Dataset items:
- - -

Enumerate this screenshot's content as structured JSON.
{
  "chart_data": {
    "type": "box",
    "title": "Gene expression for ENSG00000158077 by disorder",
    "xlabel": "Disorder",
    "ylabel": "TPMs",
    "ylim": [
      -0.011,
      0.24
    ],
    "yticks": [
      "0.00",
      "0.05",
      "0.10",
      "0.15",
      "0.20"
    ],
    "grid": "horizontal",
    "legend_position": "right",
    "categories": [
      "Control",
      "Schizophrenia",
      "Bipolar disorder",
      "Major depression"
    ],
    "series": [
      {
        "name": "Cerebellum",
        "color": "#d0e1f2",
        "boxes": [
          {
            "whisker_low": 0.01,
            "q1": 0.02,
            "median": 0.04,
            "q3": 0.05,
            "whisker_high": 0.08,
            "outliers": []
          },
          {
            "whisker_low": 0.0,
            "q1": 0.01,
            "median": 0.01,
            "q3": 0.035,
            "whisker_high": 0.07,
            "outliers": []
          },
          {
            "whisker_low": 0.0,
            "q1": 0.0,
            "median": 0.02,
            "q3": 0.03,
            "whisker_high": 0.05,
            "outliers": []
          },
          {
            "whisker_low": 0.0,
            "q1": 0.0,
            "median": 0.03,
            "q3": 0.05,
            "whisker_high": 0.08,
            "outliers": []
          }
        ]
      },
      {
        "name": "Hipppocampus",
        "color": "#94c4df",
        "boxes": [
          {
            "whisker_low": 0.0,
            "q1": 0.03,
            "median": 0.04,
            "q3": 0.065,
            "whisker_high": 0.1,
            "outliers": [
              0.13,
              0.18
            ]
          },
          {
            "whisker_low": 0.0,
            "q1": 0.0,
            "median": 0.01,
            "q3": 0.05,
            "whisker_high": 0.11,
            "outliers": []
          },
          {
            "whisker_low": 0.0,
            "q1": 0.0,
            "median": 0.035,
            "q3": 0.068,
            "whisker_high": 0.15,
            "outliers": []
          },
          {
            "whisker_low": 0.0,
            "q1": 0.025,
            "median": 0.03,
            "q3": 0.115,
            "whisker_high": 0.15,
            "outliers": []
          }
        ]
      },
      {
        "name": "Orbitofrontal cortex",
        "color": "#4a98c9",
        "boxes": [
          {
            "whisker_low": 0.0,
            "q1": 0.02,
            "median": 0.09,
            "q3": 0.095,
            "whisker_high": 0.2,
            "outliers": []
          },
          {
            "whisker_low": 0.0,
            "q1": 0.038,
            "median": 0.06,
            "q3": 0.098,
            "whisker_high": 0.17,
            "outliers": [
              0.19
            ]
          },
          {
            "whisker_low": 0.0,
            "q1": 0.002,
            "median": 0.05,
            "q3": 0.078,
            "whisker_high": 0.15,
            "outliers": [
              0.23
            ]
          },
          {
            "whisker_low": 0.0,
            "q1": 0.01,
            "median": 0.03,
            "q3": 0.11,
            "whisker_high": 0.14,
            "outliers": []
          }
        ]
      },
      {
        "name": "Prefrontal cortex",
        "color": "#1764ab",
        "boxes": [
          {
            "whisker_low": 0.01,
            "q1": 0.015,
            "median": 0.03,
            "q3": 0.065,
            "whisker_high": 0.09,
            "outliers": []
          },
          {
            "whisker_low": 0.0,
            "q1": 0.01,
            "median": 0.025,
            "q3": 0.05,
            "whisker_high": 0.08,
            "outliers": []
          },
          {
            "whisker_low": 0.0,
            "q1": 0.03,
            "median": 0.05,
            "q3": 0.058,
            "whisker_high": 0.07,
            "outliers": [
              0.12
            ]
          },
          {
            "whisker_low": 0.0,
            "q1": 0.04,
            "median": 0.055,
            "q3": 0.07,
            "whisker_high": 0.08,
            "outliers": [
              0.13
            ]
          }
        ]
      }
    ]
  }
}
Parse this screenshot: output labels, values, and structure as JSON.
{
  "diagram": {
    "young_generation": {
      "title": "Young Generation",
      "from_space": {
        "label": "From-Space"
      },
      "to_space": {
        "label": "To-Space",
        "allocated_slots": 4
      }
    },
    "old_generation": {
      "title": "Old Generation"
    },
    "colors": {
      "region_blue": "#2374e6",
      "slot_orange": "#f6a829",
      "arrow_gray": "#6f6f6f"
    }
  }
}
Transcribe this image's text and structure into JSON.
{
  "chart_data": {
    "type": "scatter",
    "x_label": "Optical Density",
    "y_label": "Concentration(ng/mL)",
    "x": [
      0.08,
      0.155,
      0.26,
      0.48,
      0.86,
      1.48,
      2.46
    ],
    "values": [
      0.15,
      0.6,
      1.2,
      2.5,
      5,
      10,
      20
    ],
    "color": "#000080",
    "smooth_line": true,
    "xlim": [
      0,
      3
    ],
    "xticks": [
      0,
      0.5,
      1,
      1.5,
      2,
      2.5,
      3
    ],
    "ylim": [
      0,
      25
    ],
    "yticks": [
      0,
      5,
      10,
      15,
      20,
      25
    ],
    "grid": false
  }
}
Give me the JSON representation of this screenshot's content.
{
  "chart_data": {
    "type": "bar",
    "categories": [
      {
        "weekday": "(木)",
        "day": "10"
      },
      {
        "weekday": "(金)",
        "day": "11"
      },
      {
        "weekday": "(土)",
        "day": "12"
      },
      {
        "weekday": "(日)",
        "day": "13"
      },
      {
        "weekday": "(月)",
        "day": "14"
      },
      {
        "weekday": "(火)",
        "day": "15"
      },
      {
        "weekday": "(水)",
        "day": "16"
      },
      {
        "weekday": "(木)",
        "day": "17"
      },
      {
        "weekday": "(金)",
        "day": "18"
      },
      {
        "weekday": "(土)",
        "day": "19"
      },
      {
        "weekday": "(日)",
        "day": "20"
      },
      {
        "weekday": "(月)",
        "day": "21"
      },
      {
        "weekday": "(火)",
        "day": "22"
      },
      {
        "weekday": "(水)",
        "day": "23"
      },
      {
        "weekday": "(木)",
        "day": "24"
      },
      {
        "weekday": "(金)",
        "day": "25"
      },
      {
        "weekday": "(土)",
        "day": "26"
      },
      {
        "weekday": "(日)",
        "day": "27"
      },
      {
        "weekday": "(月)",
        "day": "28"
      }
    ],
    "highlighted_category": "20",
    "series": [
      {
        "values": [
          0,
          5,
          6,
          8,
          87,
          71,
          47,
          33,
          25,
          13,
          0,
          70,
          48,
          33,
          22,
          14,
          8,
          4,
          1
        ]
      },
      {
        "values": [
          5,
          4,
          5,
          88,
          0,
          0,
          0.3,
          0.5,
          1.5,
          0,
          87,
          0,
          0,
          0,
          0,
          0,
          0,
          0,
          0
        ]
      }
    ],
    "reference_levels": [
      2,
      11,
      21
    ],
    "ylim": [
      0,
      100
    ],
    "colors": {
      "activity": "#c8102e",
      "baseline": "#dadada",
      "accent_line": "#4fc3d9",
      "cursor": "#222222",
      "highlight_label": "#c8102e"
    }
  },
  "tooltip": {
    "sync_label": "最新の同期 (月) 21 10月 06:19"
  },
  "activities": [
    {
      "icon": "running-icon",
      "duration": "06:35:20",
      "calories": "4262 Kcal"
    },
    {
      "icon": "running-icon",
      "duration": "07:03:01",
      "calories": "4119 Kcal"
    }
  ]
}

- - -

→ Exercise task: Find every line in the records that contains the word "Kcal"; copy those lines.

→ Final result:
      "calories": "4262 Kcal"
      "calories": "4119 Kcal"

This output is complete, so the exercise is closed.